| TASK TO CARRY OUT |
Find the lines holding "unit" and copy them.

─── RECORD LIST ───

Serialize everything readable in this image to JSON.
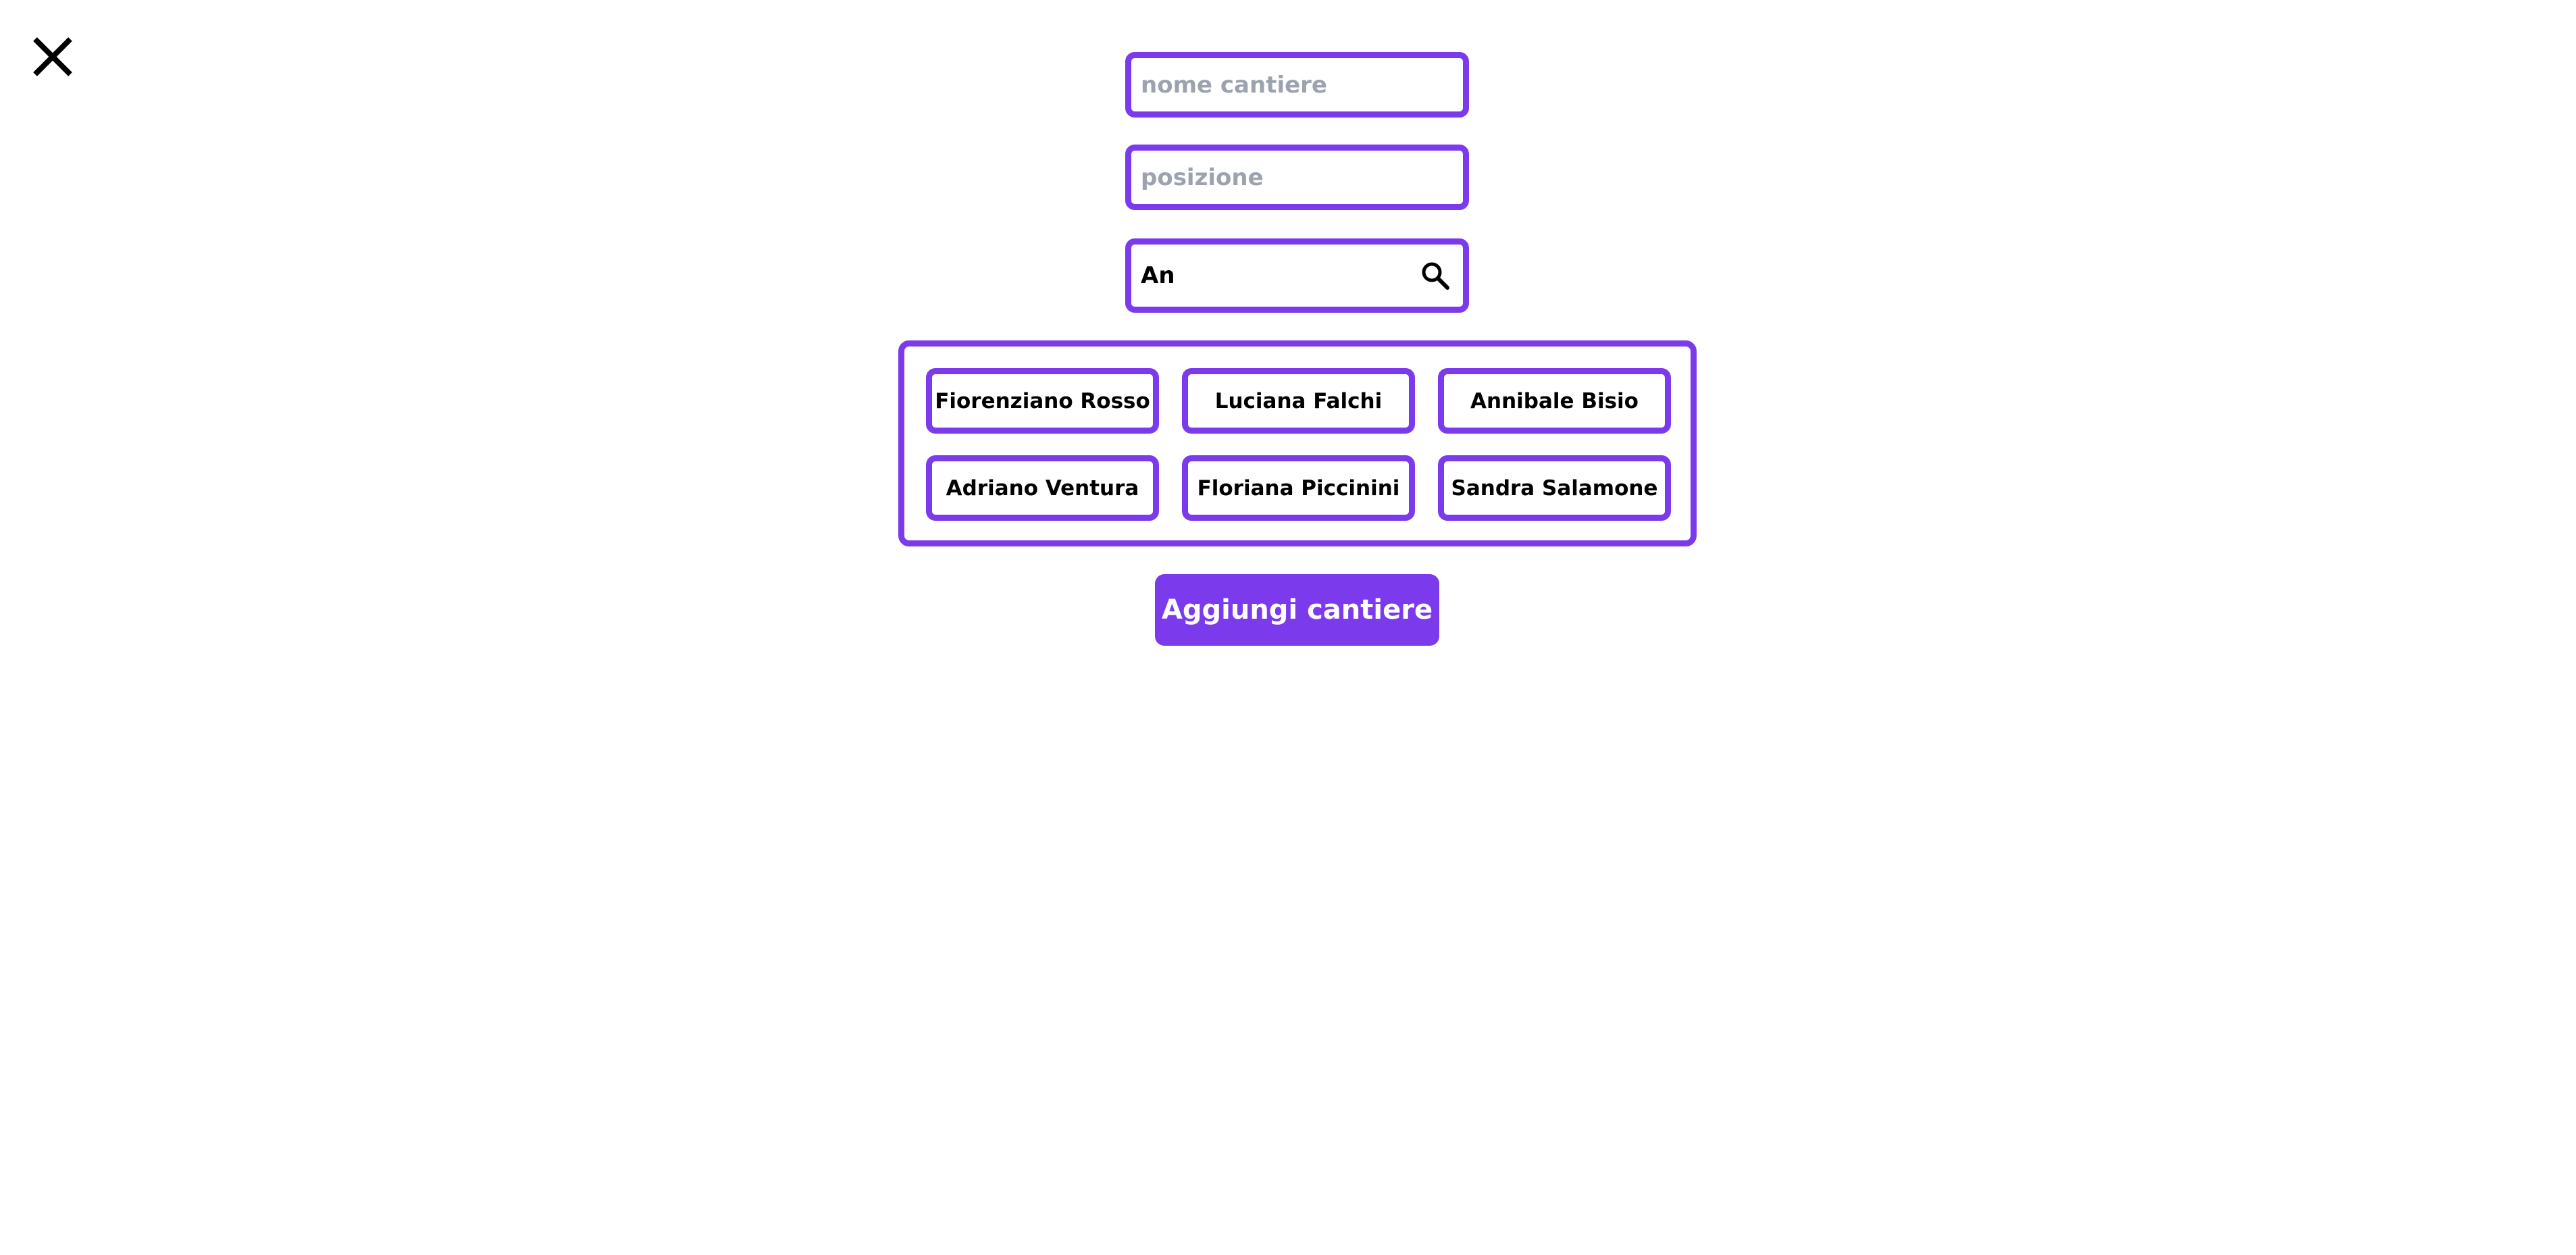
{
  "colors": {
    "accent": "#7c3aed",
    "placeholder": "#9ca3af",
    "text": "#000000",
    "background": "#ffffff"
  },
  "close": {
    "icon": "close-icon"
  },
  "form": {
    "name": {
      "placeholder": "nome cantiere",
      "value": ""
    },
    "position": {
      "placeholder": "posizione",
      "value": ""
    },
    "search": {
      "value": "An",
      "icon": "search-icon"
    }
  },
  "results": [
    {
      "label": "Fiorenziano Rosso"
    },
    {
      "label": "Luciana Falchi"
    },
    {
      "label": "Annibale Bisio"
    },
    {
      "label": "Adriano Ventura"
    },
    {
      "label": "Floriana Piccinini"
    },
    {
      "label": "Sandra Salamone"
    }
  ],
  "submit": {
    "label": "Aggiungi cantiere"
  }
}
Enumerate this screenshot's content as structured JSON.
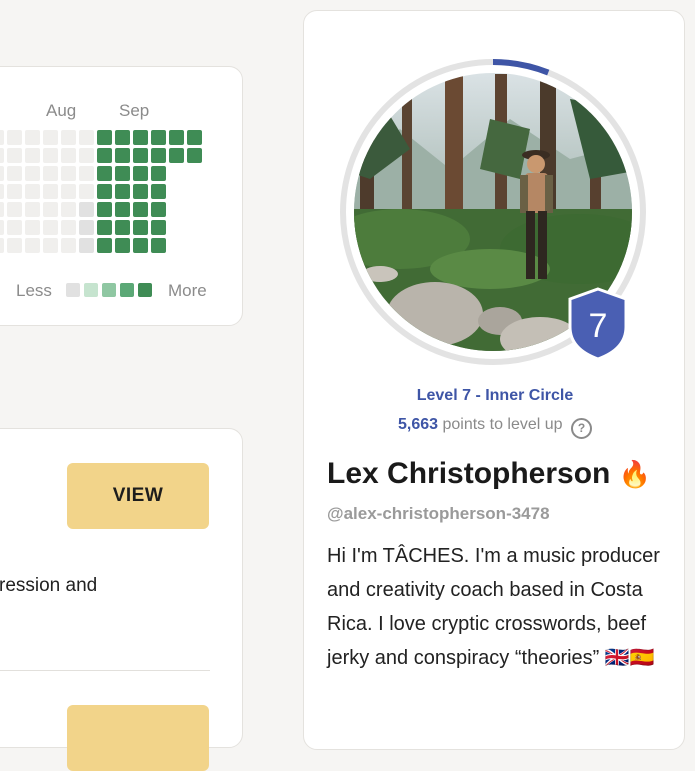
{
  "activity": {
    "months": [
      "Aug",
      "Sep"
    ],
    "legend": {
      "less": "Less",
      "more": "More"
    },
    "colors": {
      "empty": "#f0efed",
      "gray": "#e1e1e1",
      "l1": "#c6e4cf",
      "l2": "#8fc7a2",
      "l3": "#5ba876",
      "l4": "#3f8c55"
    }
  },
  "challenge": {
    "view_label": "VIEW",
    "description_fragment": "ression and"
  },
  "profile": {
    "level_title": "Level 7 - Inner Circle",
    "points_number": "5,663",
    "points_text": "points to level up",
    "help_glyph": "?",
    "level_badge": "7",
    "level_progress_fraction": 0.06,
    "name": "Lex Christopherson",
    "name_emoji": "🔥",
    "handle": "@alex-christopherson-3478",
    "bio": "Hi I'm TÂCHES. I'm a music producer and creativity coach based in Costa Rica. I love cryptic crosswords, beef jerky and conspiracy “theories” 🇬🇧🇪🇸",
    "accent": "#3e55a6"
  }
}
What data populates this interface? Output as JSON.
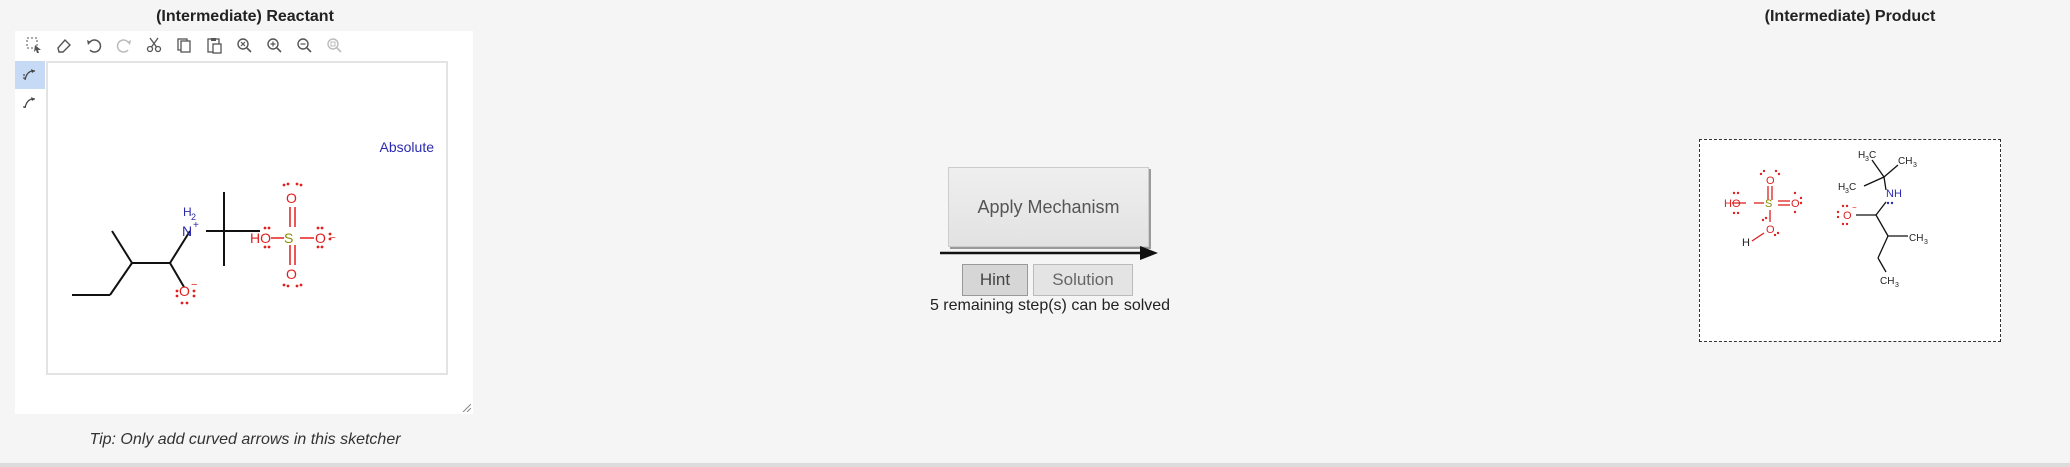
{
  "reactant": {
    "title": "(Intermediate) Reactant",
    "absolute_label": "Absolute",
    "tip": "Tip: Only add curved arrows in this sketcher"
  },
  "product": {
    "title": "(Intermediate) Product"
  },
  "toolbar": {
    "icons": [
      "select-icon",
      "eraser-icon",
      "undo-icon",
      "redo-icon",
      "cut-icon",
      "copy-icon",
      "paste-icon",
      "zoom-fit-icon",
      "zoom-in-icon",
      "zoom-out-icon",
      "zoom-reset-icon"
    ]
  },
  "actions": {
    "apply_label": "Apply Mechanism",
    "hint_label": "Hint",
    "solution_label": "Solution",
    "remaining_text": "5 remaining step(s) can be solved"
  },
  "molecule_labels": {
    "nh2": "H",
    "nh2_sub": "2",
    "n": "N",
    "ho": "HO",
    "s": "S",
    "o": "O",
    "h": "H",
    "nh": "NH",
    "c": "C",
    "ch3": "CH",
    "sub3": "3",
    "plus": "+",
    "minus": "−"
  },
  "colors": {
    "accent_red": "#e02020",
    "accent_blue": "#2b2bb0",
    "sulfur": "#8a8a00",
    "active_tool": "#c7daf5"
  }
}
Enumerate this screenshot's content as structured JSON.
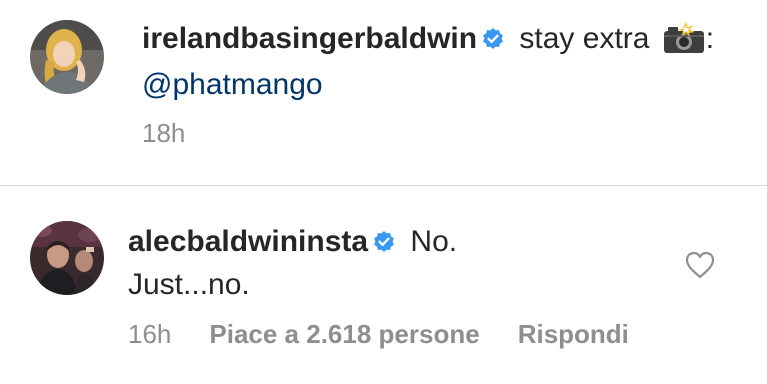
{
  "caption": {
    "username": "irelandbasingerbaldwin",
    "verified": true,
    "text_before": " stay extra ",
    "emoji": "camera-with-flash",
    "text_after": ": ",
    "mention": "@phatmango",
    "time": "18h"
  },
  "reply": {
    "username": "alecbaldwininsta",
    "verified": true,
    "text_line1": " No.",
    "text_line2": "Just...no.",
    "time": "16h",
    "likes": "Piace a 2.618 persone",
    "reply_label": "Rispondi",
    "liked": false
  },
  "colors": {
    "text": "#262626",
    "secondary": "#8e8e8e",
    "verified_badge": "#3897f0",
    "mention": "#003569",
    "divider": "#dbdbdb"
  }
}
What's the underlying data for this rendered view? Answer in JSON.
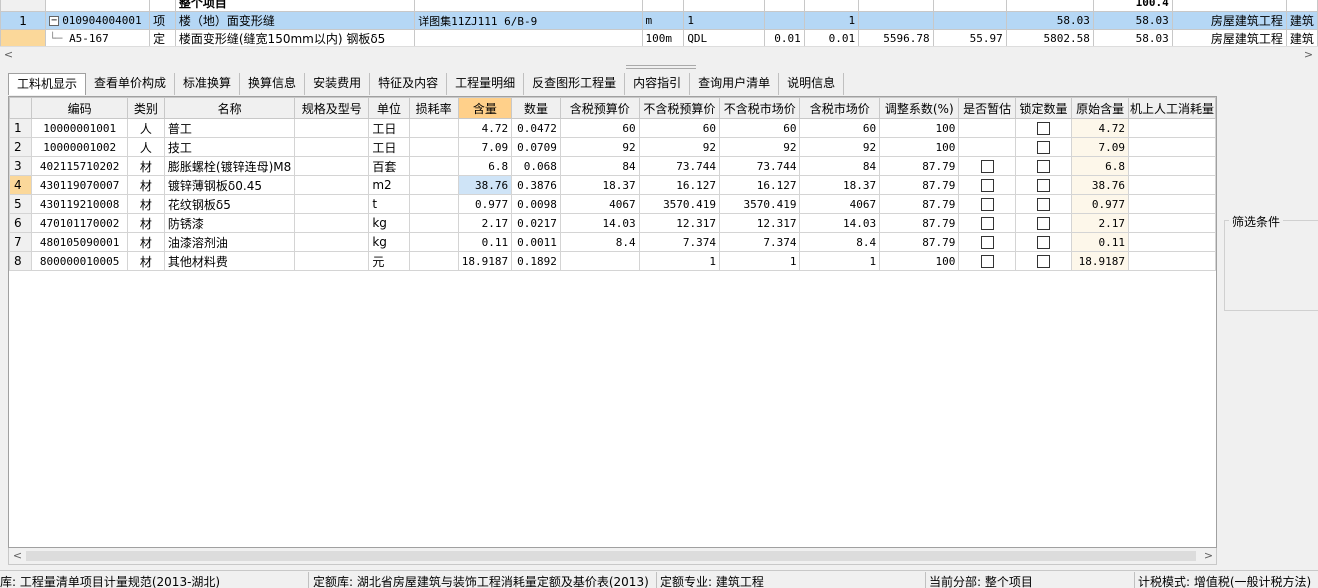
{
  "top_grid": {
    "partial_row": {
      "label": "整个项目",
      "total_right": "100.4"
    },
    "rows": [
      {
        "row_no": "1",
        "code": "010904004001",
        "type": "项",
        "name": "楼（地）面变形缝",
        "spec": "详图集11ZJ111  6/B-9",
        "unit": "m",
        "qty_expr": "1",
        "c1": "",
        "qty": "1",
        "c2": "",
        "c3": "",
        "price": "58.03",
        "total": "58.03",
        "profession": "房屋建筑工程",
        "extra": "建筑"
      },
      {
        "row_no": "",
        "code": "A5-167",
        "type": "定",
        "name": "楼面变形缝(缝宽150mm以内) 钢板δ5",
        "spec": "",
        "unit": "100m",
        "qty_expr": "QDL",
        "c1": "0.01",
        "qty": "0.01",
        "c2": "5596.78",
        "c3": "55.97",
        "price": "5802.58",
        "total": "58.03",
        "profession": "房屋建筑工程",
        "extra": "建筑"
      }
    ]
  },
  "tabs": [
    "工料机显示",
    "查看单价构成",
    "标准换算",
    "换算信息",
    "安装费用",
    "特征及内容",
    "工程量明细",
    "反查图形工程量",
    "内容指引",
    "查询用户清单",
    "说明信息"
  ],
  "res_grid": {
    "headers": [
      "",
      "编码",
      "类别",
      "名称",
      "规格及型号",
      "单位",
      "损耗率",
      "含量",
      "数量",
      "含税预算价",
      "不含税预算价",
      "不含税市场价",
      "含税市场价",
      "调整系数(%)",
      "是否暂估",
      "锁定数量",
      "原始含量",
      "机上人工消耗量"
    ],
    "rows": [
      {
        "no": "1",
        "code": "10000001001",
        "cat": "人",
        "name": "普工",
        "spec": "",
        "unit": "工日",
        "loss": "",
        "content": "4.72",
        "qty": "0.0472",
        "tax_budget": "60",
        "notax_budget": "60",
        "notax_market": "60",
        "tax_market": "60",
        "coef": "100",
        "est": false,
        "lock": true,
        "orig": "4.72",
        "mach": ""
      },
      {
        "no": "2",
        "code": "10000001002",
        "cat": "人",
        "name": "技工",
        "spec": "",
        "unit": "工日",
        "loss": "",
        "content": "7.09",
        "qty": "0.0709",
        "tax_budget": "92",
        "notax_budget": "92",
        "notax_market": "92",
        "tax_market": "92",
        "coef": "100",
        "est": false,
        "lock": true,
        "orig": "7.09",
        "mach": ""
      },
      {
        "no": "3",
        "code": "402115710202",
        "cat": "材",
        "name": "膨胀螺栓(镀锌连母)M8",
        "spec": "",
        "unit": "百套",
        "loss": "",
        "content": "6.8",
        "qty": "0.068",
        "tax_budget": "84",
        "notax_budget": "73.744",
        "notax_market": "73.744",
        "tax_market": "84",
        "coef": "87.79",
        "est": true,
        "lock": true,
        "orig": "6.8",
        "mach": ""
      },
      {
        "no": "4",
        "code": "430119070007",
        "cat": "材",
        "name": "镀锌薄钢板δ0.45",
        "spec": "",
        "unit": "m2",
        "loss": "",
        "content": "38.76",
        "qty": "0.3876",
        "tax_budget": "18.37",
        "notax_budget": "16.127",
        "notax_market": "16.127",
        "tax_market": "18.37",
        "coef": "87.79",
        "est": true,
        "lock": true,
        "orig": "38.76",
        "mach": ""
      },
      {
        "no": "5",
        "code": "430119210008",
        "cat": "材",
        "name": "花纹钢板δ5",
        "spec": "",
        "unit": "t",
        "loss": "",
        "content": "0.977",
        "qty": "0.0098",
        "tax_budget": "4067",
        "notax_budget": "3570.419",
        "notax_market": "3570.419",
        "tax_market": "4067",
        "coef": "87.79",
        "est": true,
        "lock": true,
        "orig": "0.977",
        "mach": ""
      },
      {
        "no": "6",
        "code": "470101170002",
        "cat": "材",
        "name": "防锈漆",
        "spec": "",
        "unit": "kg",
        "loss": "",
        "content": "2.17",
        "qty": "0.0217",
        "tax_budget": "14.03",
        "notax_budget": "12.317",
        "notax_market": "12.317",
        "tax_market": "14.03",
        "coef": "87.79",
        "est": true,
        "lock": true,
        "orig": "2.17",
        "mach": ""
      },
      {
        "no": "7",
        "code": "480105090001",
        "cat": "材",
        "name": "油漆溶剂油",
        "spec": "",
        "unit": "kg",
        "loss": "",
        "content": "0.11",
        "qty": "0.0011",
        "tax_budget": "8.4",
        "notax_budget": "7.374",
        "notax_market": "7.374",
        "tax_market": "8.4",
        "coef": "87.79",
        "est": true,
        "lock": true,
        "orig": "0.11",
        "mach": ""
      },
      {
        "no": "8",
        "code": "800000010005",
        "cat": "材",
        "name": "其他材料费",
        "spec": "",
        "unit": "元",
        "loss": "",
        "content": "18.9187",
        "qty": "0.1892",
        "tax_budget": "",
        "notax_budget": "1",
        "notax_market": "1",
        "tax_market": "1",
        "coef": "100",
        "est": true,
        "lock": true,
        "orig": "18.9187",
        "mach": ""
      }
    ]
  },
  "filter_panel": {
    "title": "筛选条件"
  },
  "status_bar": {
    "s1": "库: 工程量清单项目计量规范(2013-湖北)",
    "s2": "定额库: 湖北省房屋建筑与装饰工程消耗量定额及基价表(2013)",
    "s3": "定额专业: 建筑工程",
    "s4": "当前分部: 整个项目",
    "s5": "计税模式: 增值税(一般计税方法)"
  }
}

───

| THE RESPONSE |
        "unit": "m",
        "unit": "100m",
        "unit": "工日",
        "unit": "工日",
        "unit": "百套",
        "unit": "m2",
        "unit": "t",
        "unit": "kg",
        "unit": "kg",
        "unit": "元",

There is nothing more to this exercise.